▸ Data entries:

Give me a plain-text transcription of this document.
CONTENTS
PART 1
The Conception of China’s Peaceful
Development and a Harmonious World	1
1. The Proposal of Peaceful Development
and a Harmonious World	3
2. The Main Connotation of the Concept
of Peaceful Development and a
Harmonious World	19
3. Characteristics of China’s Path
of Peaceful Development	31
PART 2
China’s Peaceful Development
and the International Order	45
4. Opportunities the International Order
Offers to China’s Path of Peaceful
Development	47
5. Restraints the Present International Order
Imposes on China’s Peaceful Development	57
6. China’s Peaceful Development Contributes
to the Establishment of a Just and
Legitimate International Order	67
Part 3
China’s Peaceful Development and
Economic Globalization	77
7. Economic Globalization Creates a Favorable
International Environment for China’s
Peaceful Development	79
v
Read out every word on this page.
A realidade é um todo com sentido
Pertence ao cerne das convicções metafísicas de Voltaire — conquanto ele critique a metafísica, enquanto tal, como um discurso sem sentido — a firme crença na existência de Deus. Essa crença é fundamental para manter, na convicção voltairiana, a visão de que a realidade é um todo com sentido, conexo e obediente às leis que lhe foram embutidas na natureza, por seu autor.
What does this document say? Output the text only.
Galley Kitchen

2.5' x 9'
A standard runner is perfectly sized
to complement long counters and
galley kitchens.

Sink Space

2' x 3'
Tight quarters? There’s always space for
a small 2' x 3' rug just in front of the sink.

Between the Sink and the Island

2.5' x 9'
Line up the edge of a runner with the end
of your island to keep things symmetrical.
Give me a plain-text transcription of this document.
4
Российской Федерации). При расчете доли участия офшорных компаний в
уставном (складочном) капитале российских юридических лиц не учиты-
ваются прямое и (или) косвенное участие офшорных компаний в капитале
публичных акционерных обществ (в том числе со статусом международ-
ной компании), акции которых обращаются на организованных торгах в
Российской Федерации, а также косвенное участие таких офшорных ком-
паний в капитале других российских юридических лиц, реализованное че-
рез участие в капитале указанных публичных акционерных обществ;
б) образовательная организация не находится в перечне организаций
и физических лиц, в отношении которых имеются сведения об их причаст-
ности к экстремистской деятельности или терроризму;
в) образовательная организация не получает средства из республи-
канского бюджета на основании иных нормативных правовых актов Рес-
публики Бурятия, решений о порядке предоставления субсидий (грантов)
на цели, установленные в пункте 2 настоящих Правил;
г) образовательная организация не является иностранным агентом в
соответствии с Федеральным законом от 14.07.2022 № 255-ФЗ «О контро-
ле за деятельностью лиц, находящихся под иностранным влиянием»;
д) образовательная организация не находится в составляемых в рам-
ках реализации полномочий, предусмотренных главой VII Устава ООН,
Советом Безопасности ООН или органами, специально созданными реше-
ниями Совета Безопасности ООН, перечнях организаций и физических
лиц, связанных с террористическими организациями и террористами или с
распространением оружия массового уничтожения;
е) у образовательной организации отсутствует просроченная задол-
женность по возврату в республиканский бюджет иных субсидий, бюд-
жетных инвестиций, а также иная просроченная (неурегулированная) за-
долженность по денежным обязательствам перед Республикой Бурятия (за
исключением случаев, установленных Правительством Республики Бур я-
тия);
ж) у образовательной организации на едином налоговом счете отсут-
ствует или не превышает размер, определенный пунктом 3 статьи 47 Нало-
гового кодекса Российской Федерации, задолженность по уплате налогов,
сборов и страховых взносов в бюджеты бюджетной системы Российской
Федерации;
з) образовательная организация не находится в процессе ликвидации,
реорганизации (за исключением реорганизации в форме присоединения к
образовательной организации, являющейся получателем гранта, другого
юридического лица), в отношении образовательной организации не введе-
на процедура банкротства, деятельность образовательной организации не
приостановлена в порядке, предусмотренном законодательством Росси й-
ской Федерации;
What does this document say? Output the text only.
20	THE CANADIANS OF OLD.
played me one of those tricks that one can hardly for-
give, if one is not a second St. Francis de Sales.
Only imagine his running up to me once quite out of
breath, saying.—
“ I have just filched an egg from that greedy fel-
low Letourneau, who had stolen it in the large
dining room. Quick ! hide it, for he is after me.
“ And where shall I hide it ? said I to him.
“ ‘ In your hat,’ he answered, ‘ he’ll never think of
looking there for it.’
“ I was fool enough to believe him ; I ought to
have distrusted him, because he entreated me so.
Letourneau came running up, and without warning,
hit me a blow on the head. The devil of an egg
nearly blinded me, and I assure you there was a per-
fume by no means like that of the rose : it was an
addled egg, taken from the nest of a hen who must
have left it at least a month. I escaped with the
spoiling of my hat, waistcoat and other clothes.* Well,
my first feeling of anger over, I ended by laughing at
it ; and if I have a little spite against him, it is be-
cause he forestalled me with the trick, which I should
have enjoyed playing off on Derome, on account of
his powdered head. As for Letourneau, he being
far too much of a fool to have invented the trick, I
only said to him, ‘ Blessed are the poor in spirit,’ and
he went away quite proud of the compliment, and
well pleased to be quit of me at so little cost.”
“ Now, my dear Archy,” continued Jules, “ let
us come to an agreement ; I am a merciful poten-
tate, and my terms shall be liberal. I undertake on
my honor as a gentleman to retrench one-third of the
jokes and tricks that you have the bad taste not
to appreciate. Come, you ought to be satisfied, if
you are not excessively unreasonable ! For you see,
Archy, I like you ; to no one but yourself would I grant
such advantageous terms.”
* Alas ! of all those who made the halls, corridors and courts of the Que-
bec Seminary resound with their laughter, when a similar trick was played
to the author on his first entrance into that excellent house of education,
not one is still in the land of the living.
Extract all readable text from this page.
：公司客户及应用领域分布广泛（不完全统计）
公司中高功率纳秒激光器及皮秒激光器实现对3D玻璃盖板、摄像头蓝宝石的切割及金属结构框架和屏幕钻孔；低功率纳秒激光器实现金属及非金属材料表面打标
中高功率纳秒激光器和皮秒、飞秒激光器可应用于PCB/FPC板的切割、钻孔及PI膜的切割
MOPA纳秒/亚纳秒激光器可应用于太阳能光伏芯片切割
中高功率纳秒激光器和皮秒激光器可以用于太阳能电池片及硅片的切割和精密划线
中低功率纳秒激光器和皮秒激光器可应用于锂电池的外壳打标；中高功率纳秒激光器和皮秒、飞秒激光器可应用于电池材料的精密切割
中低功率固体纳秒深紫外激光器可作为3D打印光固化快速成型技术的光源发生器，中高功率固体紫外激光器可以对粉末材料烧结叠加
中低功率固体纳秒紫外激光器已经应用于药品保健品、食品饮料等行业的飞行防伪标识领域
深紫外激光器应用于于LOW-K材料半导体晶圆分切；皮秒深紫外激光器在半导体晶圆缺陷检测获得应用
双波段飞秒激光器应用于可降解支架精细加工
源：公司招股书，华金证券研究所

▸ OBJECTIVE: Your task is to print all of the records exactly.

▸ WORKED ANSWER:
Give me a plain-text transcription of this document.
CONTENTS
PART 1
The Conception of China’s Peaceful
Development and a Harmonious World	1
1. The Proposal of Peaceful Development
and a Harmonious World	3
2. The Main Connotation of the Concept
of Peaceful Development and a
Harmonious World	19
3. Characteristics of China’s Path
of Peaceful Development	31
PART 2
China’s Peaceful Development
and the International Order	45
4. Opportunities the International Order
Offers to China’s Path of Peaceful
Development	47
5. Restraints the Present International Order
Imposes on China’s Peaceful Development	57
6. China’s Peaceful Development Contributes
to the Establishment of a Just and
Legitimate International Order	67
Part 3
China’s Peaceful Development and
Economic Globalization	77
7. Economic Globalization Creates a Favorable
International Environment for China’s
Peaceful Development	79
v
Read out every word on this page.
A realidade é um todo com sentido
Pertence ao cerne das convicções metafísicas de Voltaire — conquanto ele critique a metafísica, enquanto tal, como um discurso sem sentido — a firme crença na existência de Deus. Essa crença é fundamental para manter, na convicção voltairiana, a visão de que a realidade é um todo com sentido, conexo e obediente às leis que lhe foram embutidas na natureza, por seu autor.
What does this document say? Output the text only.
Galley Kitchen

2.5' x 9'
A standard runner is perfectly sized
to complement long counters and
galley kitchens.

Sink Space

2' x 3'
Tight quarters? There’s always space for
a small 2' x 3' rug just in front of the sink.

Between the Sink and the Island

2.5' x 9'
Line up the edge of a runner with the end
of your island to keep things symmetrical.
Give me a plain-text transcription of this document.
4
Российской Федерации). При расчете доли участия офшорных компаний в
уставном (складочном) капитале российских юридических лиц не учиты-
ваются прямое и (или) косвенное участие офшорных компаний в капитале
публичных акционерных обществ (в том числе со статусом международ-
ной компании), акции которых обращаются на организованных торгах в
Российской Федерации, а также косвенное участие таких офшорных ком-
паний в капитале других российских юридических лиц, реализованное че-
рез участие в капитале указанных публичных акционерных обществ;
б) образовательная организация не находится в перечне организаций
и физических лиц, в отношении которых имеются сведения об их причаст-
ности к экстремистской деятельности или терроризму;
в) образовательная организация не получает средства из республи-
канского бюджета на основании иных нормативных правовых актов Рес-
публики Бурятия, решений о порядке предоставления субсидий (грантов)
на цели, установленные в пункте 2 настоящих Правил;
г) образовательная организация не является иностранным агентом в
соответствии с Федеральным законом от 14.07.2022 № 255-ФЗ «О контро-
ле за деятельностью лиц, находящихся под иностранным влиянием»;
д) образовательная организация не находится в составляемых в рам-
ках реализации полномочий, предусмотренных главой VII Устава ООН,
Советом Безопасности ООН или органами, специально созданными реше-
ниями Совета Безопасности ООН, перечнях организаций и физических
лиц, связанных с террористическими организациями и террористами или с
распространением оружия массового уничтожения;
е) у образовательной организации отсутствует просроченная задол-
женность по возврату в республиканский бюджет иных субсидий, бюд-
жетных инвестиций, а также иная просроченная (неурегулированная) за-
долженность по денежным обязательствам перед Республикой Бурятия (за
исключением случаев, установленных Правительством Республики Бур я-
тия);
ж) у образовательной организации на едином налоговом счете отсут-
ствует или не превышает размер, определенный пунктом 3 статьи 47 Нало-
гового кодекса Российской Федерации, задолженность по уплате налогов,
сборов и страховых взносов в бюджеты бюджетной системы Российской
Федерации;
з) образовательная организация не находится в процессе ликвидации,
реорганизации (за исключением реорганизации в форме присоединения к
образовательной организации, являющейся получателем гранта, другого
юридического лица), в отношении образовательной организации не введе-
на процедура банкротства, деятельность образовательной организации не
приостановлена в порядке, предусмотренном законодательством Росси й-
ской Федерации;
What does this document say? Output the text only.
20	THE CANADIANS OF OLD.
played me one of those tricks that one can hardly for-
give, if one is not a second St. Francis de Sales.
Only imagine his running up to me once quite out of
breath, saying.—
“ I have just filched an egg from that greedy fel-
low Letourneau, who had stolen it in the large
dining room. Quick ! hide it, for he is after me.
“ And where shall I hide it ? said I to him.
“ ‘ In your hat,’ he answered, ‘ he’ll never think of
looking there for it.’
“ I was fool enough to believe him ; I ought to
have distrusted him, because he entreated me so.
Letourneau came running up, and without warning,
hit me a blow on the head. The devil of an egg
nearly blinded me, and I assure you there was a per-
fume by no means like that of the rose : it was an
addled egg, taken from the nest of a hen who must
have left it at least a month. I escaped with the
spoiling of my hat, waistcoat and other clothes.* Well,
my first feeling of anger over, I ended by laughing at
it ; and if I have a little spite against him, it is be-
cause he forestalled me with the trick, which I should
have enjoyed playing off on Derome, on account of
his powdered head. As for Letourneau, he being
far too much of a fool to have invented the trick, I
only said to him, ‘ Blessed are the poor in spirit,’ and
he went away quite proud of the compliment, and
well pleased to be quit of me at so little cost.”
“ Now, my dear Archy,” continued Jules, “ let
us come to an agreement ; I am a merciful poten-
tate, and my terms shall be liberal. I undertake on
my honor as a gentleman to retrench one-third of the
jokes and tricks that you have the bad taste not
to appreciate. Come, you ought to be satisfied, if
you are not excessively unreasonable ! For you see,
Archy, I like you ; to no one but yourself would I grant
such advantageous terms.”
* Alas ! of all those who made the halls, corridors and courts of the Que-
bec Seminary resound with their laughter, when a similar trick was played
to the author on his first entrance into that excellent house of education,
not one is still in the land of the living.
Extract all readable text from this page.
：公司客户及应用领域分布广泛（不完全统计）
公司中高功率纳秒激光器及皮秒激光器实现对3D玻璃盖板、摄像头蓝宝石的切割及金属结构框架和屏幕钻孔；低功率纳秒激光器实现金属及非金属材料表面打标
中高功率纳秒激光器和皮秒、飞秒激光器可应用于PCB/FPC板的切割、钻孔及PI膜的切割
MOPA纳秒/亚纳秒激光器可应用于太阳能光伏芯片切割
中高功率纳秒激光器和皮秒激光器可以用于太阳能电池片及硅片的切割和精密划线
中低功率纳秒激光器和皮秒激光器可应用于锂电池的外壳打标；中高功率纳秒激光器和皮秒、飞秒激光器可应用于电池材料的精密切割
中低功率固体纳秒深紫外激光器可作为3D打印光固化快速成型技术的光源发生器，中高功率固体紫外激光器可以对粉末材料烧结叠加
中低功率固体纳秒紫外激光器已经应用于药品保健品、食品饮料等行业的飞行防伪标识领域
深紫外激光器应用于于LOW-K材料半导体晶圆分切；皮秒深紫外激光器在半导体晶圆缺陷检测获得应用
双波段飞秒激光器应用于可降解支架精细加工
源：公司招股书，华金证券研究所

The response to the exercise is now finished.